** Begin Extracted material **
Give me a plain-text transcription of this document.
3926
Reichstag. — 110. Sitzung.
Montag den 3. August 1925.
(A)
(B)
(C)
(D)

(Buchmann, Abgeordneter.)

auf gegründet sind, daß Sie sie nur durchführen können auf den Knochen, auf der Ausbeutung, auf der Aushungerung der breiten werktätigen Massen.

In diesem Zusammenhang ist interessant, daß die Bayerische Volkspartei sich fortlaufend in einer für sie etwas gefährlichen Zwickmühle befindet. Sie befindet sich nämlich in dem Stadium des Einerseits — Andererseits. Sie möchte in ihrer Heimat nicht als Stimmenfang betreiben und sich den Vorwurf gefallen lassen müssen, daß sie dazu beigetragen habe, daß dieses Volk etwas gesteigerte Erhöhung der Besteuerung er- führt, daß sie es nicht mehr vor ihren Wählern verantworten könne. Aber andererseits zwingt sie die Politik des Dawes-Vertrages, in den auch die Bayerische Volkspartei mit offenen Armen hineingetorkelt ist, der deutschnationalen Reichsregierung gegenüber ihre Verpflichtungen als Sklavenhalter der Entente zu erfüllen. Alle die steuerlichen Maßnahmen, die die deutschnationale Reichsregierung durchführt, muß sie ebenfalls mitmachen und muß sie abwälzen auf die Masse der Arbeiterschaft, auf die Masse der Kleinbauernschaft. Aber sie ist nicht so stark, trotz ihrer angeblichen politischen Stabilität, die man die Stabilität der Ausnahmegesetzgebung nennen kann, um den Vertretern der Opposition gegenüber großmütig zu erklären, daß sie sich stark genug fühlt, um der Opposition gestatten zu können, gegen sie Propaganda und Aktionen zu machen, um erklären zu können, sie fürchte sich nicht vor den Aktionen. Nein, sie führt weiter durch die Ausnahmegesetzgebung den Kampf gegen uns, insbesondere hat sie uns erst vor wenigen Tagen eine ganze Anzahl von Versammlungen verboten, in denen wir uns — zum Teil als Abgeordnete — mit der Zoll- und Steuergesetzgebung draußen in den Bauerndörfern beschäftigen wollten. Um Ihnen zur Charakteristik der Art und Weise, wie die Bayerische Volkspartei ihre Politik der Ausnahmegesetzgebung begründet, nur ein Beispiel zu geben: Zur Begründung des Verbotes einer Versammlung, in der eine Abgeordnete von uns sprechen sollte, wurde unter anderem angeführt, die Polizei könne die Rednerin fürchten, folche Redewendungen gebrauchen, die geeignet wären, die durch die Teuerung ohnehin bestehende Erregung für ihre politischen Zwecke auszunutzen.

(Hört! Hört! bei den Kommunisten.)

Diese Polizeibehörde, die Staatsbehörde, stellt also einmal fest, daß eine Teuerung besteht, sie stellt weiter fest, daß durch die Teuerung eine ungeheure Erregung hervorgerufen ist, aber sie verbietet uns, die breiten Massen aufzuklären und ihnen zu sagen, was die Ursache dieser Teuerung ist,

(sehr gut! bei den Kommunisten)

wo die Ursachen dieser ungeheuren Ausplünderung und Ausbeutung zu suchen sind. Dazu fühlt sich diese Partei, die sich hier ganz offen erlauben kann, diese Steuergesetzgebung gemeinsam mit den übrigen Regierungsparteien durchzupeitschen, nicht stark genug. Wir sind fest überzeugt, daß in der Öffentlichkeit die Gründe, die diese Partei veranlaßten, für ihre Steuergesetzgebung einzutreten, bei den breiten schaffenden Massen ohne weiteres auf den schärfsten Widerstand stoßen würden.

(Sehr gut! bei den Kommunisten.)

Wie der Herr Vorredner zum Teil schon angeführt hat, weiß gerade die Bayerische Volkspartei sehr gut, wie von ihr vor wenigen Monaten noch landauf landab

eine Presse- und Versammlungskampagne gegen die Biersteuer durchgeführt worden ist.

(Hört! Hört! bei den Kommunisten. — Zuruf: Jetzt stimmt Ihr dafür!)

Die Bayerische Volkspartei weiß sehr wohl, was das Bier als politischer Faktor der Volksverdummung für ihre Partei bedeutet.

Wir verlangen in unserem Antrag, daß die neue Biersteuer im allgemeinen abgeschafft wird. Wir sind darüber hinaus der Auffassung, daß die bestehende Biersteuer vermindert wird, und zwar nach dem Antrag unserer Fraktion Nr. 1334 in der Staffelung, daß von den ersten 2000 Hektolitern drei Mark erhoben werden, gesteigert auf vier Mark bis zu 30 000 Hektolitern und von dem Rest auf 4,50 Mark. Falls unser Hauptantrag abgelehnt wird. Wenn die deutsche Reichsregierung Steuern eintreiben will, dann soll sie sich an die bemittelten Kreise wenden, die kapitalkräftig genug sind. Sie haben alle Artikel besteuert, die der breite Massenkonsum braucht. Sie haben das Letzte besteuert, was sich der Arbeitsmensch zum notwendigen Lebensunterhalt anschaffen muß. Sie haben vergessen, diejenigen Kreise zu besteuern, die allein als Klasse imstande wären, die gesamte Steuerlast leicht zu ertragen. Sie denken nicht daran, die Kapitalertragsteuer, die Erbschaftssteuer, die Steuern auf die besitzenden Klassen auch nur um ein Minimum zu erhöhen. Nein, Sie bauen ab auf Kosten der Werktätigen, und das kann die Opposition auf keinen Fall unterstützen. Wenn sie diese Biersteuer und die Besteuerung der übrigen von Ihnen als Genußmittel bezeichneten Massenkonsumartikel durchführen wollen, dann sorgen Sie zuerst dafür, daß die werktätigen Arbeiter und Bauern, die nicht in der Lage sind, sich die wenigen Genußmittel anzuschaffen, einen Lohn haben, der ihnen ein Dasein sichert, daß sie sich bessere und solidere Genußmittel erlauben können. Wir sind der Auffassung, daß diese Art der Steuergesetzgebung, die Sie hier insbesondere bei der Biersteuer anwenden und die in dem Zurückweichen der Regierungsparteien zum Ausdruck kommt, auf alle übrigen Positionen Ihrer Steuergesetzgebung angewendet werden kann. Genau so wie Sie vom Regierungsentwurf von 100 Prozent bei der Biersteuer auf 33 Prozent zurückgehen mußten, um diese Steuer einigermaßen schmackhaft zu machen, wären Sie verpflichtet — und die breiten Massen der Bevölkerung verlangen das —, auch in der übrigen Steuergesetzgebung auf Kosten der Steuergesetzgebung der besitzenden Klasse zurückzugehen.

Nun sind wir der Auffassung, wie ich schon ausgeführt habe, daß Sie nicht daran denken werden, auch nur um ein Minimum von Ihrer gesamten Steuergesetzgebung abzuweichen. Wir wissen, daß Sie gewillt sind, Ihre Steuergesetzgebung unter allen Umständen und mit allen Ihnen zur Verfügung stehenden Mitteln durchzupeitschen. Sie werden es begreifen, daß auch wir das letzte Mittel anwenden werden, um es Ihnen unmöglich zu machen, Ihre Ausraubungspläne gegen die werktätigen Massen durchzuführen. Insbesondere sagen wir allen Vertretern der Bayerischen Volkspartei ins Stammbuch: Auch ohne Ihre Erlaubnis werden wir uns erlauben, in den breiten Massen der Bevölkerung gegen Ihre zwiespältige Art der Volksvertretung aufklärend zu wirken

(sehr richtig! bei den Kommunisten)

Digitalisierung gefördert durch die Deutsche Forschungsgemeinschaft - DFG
** End Extracted material **
- **Exercise brief**
Reproduce each line of the material containing the word "schon".

- **Full answer**
Wie der Herr Vorredner zum Teil schon angeführt hat, weiß gerade die Bayerische Volkspartei sehr gut, wie von ihr vor wenigen Monaten noch landauf landab
Nun sind wir der Auffassung, wie ich schon ausgeführt habe, daß Sie nicht daran denken werden, auch nur um ein Minimum von Ihrer gesamten Steuergesetzgebung abzuweichen. Wir wissen, daß Sie gewillt sind, Ihre Steuergesetzgebung unter allen Umständen und mit allen Ihnen zur Verfügung stehenden Mitteln durchzupeitschen. Sie werden es begreifen, daß auch wir das letzte Mittel anwenden werden, um es Ihnen unmöglich zu machen, Ihre Ausraubungspläne gegen die werktätigen Massen durchzuführen. Insbesondere sagen wir allen Vertretern der Bayerischen Volkspartei ins Stammbuch: Auch ohne Ihre Erlaubnis werden wir uns erlauben, in den breiten Massen der Bevölkerung gegen Ihre zwiespältige Art der Volksvertretung aufklärend zu wirken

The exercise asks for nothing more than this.